■ **TASK REQUIREMENTS**
Copy each line below in which the word "screenshot" occurs.

■ **STORED DATA**
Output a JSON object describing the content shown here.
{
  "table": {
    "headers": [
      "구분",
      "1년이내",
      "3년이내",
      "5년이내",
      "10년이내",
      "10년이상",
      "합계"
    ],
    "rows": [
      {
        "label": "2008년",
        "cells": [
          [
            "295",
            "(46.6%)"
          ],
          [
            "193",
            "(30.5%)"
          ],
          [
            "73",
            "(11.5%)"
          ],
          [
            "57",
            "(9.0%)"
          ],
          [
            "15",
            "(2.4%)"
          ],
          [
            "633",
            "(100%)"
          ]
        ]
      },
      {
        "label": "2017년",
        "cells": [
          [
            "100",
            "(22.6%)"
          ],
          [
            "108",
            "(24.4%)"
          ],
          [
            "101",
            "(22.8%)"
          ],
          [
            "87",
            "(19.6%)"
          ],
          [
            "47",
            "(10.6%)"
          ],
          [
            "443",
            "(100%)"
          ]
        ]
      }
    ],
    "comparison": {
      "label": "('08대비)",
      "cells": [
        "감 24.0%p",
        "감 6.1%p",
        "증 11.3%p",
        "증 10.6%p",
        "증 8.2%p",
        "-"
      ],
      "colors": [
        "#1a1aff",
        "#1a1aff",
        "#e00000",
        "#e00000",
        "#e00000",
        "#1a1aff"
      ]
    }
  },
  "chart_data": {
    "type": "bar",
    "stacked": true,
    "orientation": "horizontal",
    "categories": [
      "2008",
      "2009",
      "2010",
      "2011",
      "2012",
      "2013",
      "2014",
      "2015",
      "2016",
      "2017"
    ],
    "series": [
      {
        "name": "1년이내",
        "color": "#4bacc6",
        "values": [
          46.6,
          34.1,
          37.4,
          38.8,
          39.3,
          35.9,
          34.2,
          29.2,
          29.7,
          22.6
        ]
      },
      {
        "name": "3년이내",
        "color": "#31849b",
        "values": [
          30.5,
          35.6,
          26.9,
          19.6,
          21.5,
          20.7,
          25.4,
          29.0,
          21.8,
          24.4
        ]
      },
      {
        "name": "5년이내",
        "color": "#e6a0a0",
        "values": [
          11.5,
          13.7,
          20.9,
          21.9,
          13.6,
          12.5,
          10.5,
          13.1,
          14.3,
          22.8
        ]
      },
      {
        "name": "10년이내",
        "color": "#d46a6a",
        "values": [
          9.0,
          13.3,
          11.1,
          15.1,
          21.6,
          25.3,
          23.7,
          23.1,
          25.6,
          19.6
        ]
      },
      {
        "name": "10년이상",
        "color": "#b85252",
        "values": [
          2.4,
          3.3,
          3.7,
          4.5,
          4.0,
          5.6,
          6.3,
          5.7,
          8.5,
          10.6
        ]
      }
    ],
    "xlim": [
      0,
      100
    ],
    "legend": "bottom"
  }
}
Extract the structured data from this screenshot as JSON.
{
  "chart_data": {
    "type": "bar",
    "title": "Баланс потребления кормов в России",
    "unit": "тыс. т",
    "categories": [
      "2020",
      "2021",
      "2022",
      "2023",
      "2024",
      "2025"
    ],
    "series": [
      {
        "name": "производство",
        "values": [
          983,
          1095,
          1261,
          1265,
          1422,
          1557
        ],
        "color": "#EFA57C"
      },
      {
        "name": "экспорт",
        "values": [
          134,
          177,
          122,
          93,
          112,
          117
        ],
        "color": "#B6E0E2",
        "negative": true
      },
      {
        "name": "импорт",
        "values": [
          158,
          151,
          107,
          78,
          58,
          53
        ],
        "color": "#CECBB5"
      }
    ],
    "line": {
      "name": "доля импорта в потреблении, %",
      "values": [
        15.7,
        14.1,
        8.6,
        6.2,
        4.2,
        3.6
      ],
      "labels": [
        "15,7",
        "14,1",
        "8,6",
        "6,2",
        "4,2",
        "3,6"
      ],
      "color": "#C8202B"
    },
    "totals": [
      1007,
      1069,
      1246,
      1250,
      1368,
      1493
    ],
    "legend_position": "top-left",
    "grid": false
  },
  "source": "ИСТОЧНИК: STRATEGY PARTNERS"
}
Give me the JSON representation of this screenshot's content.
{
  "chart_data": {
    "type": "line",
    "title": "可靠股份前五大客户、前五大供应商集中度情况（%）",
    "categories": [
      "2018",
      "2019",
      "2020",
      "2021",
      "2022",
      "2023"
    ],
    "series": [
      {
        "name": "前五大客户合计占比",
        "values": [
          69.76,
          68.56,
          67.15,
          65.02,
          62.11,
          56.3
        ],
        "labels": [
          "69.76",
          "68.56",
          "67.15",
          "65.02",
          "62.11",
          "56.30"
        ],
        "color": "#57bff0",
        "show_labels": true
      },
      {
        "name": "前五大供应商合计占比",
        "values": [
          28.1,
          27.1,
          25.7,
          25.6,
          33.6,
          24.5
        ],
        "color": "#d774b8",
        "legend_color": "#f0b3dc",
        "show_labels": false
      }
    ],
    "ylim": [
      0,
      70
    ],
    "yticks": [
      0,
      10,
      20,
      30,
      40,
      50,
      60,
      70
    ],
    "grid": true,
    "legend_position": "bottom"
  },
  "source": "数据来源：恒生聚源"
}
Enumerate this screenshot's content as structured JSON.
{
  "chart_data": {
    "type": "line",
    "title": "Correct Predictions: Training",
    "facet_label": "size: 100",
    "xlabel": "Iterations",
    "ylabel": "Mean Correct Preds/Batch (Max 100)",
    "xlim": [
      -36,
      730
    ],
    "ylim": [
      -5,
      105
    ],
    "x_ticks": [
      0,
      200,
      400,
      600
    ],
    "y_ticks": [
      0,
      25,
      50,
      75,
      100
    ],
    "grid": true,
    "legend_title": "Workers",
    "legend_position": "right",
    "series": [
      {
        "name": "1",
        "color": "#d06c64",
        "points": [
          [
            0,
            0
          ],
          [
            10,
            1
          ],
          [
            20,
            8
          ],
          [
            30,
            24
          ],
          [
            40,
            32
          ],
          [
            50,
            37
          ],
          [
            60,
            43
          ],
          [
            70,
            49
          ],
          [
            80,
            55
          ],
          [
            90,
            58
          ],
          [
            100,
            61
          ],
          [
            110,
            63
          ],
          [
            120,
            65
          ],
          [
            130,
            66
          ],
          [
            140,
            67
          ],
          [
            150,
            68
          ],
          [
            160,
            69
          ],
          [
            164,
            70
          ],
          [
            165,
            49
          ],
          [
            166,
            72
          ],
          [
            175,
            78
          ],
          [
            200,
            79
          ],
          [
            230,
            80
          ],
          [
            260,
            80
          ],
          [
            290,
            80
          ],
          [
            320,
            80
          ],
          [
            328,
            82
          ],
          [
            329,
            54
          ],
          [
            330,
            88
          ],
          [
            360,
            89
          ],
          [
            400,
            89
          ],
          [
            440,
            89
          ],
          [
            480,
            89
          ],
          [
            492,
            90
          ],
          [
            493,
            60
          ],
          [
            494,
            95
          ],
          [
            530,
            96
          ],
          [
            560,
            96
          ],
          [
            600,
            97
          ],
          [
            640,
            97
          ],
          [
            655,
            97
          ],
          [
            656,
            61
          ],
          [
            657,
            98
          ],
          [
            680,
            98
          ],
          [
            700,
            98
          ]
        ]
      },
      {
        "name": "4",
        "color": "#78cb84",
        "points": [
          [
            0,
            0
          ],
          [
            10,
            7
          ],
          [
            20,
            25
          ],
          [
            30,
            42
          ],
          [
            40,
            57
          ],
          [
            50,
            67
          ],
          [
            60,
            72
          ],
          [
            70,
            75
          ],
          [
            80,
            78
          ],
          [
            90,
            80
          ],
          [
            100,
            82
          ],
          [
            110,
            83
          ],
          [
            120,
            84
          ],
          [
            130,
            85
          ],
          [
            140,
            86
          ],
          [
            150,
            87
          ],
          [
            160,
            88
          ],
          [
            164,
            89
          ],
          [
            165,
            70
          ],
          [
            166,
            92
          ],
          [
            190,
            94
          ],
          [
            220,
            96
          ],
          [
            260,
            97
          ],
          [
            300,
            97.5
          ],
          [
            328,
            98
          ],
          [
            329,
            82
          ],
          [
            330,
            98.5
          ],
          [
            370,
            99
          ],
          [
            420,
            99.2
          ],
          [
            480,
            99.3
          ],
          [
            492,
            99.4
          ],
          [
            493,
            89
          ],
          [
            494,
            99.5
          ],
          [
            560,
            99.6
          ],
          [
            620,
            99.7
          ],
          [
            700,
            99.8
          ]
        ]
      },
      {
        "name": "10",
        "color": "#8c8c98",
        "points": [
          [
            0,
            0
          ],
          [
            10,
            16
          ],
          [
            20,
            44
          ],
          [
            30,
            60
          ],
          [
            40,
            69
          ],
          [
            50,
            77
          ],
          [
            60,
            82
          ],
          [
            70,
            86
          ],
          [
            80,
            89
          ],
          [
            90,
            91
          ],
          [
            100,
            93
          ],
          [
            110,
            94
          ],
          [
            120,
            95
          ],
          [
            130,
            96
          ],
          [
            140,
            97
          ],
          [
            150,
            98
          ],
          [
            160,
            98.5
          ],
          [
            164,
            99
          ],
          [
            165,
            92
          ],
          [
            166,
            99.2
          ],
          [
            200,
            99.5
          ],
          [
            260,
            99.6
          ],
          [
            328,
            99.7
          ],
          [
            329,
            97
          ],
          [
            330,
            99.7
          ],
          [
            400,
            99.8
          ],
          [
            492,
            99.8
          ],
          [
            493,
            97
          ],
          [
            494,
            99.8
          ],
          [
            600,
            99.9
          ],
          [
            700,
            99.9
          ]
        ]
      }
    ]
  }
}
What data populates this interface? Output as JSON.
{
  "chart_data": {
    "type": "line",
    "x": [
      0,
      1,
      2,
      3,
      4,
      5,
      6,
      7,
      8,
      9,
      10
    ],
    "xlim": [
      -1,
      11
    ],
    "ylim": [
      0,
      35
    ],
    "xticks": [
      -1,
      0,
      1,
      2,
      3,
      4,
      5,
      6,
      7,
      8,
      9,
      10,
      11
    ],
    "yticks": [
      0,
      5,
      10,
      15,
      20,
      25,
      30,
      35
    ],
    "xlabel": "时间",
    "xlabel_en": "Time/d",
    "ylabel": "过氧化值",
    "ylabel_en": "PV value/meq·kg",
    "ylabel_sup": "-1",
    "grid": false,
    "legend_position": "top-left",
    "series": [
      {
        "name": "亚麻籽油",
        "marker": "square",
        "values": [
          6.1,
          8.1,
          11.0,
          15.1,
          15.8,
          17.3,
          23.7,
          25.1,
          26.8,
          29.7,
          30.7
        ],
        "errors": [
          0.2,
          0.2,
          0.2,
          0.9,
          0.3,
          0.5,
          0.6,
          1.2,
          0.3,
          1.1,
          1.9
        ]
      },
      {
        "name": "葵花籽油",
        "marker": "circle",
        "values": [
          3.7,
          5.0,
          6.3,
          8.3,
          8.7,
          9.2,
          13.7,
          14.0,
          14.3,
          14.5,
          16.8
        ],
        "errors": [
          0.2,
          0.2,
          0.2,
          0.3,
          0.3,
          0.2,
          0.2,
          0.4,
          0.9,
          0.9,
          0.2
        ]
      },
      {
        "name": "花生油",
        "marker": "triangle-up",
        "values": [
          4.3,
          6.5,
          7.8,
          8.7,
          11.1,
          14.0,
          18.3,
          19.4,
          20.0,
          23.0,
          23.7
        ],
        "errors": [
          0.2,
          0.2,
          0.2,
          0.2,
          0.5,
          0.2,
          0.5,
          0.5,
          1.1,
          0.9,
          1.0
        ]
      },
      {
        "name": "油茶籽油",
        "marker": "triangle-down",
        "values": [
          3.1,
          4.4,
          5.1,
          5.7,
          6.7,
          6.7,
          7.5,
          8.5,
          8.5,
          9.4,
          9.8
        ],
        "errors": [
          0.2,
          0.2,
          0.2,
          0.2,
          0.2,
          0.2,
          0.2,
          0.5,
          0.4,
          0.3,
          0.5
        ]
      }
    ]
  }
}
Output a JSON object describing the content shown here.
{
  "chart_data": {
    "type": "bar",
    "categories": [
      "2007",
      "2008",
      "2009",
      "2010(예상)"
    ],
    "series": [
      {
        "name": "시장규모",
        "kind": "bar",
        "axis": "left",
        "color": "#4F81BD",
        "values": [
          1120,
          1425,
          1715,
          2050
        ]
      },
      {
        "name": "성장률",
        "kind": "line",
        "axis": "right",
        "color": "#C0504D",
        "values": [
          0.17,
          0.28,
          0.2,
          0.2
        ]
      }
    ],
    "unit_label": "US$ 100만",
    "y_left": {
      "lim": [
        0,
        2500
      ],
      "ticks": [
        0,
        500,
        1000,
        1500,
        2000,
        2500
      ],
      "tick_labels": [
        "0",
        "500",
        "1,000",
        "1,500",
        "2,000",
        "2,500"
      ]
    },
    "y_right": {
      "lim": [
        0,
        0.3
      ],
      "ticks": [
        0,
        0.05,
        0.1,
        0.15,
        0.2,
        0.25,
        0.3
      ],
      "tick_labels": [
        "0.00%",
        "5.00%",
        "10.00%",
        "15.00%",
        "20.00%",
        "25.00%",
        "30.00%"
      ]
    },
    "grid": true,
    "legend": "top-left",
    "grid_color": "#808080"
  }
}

■ **TASK RESPONSE**
Extract the structured data from this screenshot as JSON.
Give me the JSON representation of this screenshot's content.
Enumerate this screenshot's content as structured JSON.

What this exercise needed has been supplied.